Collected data
--- --- ---

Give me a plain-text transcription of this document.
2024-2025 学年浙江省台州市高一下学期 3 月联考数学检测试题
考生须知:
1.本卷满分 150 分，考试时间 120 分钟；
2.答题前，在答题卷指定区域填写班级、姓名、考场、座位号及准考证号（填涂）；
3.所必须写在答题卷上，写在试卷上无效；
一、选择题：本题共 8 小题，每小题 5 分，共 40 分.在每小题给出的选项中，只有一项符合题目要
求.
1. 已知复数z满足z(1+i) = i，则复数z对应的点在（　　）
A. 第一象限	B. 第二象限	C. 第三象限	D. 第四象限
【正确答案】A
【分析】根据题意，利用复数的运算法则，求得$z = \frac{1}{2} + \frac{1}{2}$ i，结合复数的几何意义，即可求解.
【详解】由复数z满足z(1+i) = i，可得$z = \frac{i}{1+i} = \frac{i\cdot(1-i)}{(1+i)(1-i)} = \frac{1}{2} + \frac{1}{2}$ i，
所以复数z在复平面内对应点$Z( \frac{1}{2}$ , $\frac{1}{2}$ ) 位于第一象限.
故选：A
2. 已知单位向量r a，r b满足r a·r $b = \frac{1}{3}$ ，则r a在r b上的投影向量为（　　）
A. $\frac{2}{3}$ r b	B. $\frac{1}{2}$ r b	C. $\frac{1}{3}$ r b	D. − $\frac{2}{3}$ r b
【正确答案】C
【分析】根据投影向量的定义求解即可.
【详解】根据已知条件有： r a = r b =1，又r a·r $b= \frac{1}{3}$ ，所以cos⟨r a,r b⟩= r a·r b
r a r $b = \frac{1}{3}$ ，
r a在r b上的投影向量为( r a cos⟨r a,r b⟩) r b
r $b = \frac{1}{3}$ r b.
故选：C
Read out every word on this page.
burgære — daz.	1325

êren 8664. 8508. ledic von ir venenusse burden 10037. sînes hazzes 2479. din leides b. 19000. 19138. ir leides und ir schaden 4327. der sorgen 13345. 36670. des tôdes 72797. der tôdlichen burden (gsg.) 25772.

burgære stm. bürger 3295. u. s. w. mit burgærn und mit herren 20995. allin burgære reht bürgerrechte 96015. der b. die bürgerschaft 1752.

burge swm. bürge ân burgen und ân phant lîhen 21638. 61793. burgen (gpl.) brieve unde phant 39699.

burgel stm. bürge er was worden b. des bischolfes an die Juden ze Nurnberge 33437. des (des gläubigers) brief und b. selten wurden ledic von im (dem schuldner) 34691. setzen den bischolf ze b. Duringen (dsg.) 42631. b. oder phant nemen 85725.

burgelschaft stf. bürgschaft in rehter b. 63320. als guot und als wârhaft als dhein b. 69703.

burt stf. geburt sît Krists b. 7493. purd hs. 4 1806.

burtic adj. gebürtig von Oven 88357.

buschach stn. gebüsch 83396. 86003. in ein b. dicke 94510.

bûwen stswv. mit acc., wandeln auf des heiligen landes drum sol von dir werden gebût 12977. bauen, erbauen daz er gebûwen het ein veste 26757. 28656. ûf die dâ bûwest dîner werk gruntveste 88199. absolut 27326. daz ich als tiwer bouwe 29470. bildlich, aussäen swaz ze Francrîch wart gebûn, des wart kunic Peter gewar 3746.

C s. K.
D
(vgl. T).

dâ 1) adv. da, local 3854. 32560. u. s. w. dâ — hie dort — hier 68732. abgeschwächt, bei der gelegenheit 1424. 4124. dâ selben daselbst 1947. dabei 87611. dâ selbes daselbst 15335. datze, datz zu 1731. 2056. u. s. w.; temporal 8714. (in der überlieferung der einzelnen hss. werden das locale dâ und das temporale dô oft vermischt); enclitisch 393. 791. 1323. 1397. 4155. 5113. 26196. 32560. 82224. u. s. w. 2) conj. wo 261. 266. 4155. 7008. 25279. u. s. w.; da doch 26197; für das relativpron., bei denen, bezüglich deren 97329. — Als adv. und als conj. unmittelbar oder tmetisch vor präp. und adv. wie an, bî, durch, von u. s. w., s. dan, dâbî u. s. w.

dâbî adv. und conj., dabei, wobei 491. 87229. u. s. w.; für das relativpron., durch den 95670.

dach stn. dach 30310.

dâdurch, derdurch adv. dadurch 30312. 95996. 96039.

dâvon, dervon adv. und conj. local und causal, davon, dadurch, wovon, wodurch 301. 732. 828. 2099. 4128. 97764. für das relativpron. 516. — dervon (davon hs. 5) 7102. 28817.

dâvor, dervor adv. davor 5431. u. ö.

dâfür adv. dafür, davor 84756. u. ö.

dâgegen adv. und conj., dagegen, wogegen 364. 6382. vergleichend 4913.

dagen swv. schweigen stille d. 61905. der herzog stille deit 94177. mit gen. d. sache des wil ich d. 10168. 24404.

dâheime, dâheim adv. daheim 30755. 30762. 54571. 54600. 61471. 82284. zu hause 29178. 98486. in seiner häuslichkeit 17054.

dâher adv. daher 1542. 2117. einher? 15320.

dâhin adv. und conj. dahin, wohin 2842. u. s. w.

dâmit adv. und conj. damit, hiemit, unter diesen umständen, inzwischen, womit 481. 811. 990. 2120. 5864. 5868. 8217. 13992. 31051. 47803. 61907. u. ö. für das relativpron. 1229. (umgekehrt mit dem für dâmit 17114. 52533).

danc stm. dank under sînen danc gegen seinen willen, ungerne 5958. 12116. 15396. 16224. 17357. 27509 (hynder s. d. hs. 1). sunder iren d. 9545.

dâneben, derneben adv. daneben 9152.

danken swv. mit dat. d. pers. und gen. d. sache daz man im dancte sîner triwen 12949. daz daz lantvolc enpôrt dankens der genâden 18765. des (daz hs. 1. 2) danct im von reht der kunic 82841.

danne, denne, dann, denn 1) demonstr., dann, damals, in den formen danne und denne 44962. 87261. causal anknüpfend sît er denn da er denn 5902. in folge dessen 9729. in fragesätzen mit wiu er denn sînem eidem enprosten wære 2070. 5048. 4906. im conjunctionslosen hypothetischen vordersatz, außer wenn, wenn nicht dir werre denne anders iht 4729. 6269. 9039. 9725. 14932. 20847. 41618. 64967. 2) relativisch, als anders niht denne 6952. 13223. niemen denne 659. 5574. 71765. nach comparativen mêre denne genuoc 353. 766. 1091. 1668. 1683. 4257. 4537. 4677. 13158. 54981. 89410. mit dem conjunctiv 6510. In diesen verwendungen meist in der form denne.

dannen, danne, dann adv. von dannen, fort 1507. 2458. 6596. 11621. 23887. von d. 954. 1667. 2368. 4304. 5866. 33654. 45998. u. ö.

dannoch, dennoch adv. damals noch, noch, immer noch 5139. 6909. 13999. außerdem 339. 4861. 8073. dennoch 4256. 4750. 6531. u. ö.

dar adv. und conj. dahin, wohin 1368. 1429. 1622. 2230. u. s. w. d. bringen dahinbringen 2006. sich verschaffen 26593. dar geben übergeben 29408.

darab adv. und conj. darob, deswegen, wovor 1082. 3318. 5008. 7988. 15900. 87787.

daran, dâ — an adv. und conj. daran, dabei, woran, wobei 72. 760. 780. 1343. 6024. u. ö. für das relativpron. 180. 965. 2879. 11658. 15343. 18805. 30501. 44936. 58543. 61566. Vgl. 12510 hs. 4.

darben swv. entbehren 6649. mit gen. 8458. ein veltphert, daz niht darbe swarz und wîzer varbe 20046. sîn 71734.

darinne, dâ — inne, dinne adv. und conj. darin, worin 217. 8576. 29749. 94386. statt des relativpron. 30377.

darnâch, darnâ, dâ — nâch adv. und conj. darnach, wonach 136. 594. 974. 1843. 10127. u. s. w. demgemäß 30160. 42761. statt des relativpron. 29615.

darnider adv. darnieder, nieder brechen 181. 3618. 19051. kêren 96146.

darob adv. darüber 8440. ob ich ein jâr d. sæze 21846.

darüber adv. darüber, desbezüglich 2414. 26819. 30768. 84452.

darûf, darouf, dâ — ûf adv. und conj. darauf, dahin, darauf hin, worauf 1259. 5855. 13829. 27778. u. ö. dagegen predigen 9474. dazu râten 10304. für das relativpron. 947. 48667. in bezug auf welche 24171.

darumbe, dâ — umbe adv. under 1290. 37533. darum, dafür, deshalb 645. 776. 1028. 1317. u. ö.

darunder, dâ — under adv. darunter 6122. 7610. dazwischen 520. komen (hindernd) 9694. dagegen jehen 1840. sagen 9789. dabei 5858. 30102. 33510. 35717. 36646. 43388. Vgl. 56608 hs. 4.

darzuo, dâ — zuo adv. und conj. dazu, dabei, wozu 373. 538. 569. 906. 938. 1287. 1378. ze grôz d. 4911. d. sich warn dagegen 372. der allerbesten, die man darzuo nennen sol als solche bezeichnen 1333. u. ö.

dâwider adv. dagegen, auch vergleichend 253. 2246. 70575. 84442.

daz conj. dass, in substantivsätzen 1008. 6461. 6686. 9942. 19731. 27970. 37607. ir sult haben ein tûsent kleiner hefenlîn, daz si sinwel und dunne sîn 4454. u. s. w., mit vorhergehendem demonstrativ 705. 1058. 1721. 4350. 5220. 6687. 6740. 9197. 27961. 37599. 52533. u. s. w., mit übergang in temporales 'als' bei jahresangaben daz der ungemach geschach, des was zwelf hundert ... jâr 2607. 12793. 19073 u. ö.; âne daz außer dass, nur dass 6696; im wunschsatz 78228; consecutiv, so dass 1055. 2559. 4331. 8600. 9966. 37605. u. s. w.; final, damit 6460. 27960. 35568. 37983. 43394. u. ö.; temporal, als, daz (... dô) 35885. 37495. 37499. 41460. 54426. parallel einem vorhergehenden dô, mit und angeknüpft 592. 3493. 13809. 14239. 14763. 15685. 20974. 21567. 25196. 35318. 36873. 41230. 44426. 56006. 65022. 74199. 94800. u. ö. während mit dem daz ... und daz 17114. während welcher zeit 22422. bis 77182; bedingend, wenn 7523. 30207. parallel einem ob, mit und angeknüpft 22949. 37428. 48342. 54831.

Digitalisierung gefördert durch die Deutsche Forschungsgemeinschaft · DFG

--- --- ---

### REQUIREMENT
Scan the entries above and work out how many lines include the word "b上的投影向量为"; the reply is that number alone.

### ANSWER BELOW
2